-- begin Data in this exercise --

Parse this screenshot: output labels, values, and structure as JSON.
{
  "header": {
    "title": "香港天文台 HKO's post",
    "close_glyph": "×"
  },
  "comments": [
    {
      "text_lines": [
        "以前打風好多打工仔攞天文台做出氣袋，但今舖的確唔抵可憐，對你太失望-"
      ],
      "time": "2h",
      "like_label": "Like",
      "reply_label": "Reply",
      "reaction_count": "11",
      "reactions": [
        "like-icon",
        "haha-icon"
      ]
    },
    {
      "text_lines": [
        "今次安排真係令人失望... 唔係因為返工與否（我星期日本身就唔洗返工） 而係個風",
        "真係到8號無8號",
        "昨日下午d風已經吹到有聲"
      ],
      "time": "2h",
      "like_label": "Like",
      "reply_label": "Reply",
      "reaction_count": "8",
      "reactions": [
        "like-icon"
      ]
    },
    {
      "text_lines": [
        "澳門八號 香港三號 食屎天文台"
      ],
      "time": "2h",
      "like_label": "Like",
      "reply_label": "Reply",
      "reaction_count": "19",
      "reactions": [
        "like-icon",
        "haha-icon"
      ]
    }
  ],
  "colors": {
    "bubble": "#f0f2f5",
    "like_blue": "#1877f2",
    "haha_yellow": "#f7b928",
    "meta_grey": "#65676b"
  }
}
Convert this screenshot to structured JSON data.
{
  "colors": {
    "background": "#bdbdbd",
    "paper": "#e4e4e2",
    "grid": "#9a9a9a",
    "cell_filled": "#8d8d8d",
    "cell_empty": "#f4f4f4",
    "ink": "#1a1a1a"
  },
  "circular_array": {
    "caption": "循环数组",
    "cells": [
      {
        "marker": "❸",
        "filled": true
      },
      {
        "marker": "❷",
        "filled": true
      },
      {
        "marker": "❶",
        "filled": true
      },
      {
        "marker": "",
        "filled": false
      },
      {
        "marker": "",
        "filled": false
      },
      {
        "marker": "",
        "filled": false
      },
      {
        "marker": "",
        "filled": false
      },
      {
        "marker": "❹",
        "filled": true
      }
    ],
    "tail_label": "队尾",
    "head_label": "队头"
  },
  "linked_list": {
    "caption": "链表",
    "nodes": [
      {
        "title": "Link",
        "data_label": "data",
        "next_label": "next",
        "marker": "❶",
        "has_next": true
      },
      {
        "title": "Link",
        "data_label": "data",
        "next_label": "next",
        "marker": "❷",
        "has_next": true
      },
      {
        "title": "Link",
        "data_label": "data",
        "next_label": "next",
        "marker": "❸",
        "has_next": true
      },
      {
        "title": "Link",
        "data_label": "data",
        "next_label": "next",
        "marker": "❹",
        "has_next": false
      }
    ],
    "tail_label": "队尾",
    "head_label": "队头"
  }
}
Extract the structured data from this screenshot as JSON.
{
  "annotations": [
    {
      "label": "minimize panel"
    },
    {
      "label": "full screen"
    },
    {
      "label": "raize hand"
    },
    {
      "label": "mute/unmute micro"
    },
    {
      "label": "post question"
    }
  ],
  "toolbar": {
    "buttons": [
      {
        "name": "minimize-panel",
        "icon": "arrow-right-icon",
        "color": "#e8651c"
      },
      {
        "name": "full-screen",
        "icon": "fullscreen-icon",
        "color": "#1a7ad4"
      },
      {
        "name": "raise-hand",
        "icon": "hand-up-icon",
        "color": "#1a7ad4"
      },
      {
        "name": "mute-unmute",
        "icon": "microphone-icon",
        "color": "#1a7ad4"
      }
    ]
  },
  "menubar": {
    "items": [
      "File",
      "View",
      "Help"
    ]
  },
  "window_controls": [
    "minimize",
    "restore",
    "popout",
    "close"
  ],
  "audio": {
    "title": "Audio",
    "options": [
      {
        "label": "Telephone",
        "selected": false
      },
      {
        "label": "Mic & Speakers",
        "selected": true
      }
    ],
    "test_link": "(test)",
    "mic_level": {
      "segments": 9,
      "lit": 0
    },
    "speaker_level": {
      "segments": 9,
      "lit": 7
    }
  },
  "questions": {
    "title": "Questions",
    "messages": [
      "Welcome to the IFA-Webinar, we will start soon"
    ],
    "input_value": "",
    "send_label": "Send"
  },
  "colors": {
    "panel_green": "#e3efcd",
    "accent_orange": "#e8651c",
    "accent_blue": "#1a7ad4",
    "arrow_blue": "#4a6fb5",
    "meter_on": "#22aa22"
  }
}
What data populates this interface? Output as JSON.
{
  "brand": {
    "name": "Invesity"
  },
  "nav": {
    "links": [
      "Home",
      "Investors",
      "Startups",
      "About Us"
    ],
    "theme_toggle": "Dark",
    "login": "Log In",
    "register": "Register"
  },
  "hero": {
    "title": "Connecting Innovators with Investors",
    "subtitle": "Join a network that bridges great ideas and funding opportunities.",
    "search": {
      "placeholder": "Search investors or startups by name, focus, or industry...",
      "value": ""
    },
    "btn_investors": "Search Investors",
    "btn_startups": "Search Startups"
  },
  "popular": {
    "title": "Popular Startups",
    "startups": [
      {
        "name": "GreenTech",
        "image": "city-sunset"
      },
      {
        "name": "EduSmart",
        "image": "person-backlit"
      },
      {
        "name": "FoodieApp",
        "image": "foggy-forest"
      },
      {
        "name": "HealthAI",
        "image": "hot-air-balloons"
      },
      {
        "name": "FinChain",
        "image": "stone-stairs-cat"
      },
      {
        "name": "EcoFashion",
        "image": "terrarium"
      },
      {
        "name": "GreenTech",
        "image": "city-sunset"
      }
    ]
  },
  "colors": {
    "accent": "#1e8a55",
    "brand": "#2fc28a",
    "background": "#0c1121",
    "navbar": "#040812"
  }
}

-- end Data in this exercise --

Retype all of the entries precisely as they are.

◆ Correct response
Parse this screenshot: output labels, values, and structure as JSON.
{
  "header": {
    "title": "香港天文台 HKO's post",
    "close_glyph": "×"
  },
  "comments": [
    {
      "text_lines": [
        "以前打風好多打工仔攞天文台做出氣袋，但今舖的確唔抵可憐，對你太失望-"
      ],
      "time": "2h",
      "like_label": "Like",
      "reply_label": "Reply",
      "reaction_count": "11",
      "reactions": [
        "like-icon",
        "haha-icon"
      ]
    },
    {
      "text_lines": [
        "今次安排真係令人失望... 唔係因為返工與否（我星期日本身就唔洗返工） 而係個風",
        "真係到8號無8號",
        "昨日下午d風已經吹到有聲"
      ],
      "time": "2h",
      "like_label": "Like",
      "reply_label": "Reply",
      "reaction_count": "8",
      "reactions": [
        "like-icon"
      ]
    },
    {
      "text_lines": [
        "澳門八號 香港三號 食屎天文台"
      ],
      "time": "2h",
      "like_label": "Like",
      "reply_label": "Reply",
      "reaction_count": "19",
      "reactions": [
        "like-icon",
        "haha-icon"
      ]
    }
  ],
  "colors": {
    "bubble": "#f0f2f5",
    "like_blue": "#1877f2",
    "haha_yellow": "#f7b928",
    "meta_grey": "#65676b"
  }
}
Convert this screenshot to structured JSON data.
{
  "colors": {
    "background": "#bdbdbd",
    "paper": "#e4e4e2",
    "grid": "#9a9a9a",
    "cell_filled": "#8d8d8d",
    "cell_empty": "#f4f4f4",
    "ink": "#1a1a1a"
  },
  "circular_array": {
    "caption": "循环数组",
    "cells": [
      {
        "marker": "❸",
        "filled": true
      },
      {
        "marker": "❷",
        "filled": true
      },
      {
        "marker": "❶",
        "filled": true
      },
      {
        "marker": "",
        "filled": false
      },
      {
        "marker": "",
        "filled": false
      },
      {
        "marker": "",
        "filled": false
      },
      {
        "marker": "",
        "filled": false
      },
      {
        "marker": "❹",
        "filled": true
      }
    ],
    "tail_label": "队尾",
    "head_label": "队头"
  },
  "linked_list": {
    "caption": "链表",
    "nodes": [
      {
        "title": "Link",
        "data_label": "data",
        "next_label": "next",
        "marker": "❶",
        "has_next": true
      },
      {
        "title": "Link",
        "data_label": "data",
        "next_label": "next",
        "marker": "❷",
        "has_next": true
      },
      {
        "title": "Link",
        "data_label": "data",
        "next_label": "next",
        "marker": "❸",
        "has_next": true
      },
      {
        "title": "Link",
        "data_label": "data",
        "next_label": "next",
        "marker": "❹",
        "has_next": false
      }
    ],
    "tail_label": "队尾",
    "head_label": "队头"
  }
}
Extract the structured data from this screenshot as JSON.
{
  "annotations": [
    {
      "label": "minimize panel"
    },
    {
      "label": "full screen"
    },
    {
      "label": "raize hand"
    },
    {
      "label": "mute/unmute micro"
    },
    {
      "label": "post question"
    }
  ],
  "toolbar": {
    "buttons": [
      {
        "name": "minimize-panel",
        "icon": "arrow-right-icon",
        "color": "#e8651c"
      },
      {
        "name": "full-screen",
        "icon": "fullscreen-icon",
        "color": "#1a7ad4"
      },
      {
        "name": "raise-hand",
        "icon": "hand-up-icon",
        "color": "#1a7ad4"
      },
      {
        "name": "mute-unmute",
        "icon": "microphone-icon",
        "color": "#1a7ad4"
      }
    ]
  },
  "menubar": {
    "items": [
      "File",
      "View",
      "Help"
    ]
  },
  "window_controls": [
    "minimize",
    "restore",
    "popout",
    "close"
  ],
  "audio": {
    "title": "Audio",
    "options": [
      {
        "label": "Telephone",
        "selected": false
      },
      {
        "label": "Mic & Speakers",
        "selected": true
      }
    ],
    "test_link": "(test)",
    "mic_level": {
      "segments": 9,
      "lit": 0
    },
    "speaker_level": {
      "segments": 9,
      "lit": 7
    }
  },
  "questions": {
    "title": "Questions",
    "messages": [
      "Welcome to the IFA-Webinar, we will start soon"
    ],
    "input_value": "",
    "send_label": "Send"
  },
  "colors": {
    "panel_green": "#e3efcd",
    "accent_orange": "#e8651c",
    "accent_blue": "#1a7ad4",
    "arrow_blue": "#4a6fb5",
    "meter_on": "#22aa22"
  }
}
What data populates this interface? Output as JSON.
{
  "brand": {
    "name": "Invesity"
  },
  "nav": {
    "links": [
      "Home",
      "Investors",
      "Startups",
      "About Us"
    ],
    "theme_toggle": "Dark",
    "login": "Log In",
    "register": "Register"
  },
  "hero": {
    "title": "Connecting Innovators with Investors",
    "subtitle": "Join a network that bridges great ideas and funding opportunities.",
    "search": {
      "placeholder": "Search investors or startups by name, focus, or industry...",
      "value": ""
    },
    "btn_investors": "Search Investors",
    "btn_startups": "Search Startups"
  },
  "popular": {
    "title": "Popular Startups",
    "startups": [
      {
        "name": "GreenTech",
        "image": "city-sunset"
      },
      {
        "name": "EduSmart",
        "image": "person-backlit"
      },
      {
        "name": "FoodieApp",
        "image": "foggy-forest"
      },
      {
        "name": "HealthAI",
        "image": "hot-air-balloons"
      },
      {
        "name": "FinChain",
        "image": "stone-stairs-cat"
      },
      {
        "name": "EcoFashion",
        "image": "terrarium"
      },
      {
        "name": "GreenTech",
        "image": "city-sunset"
      }
    ]
  },
  "colors": {
    "accent": "#1e8a55",
    "brand": "#2fc28a",
    "background": "#0c1121",
    "navbar": "#040812"
  }
}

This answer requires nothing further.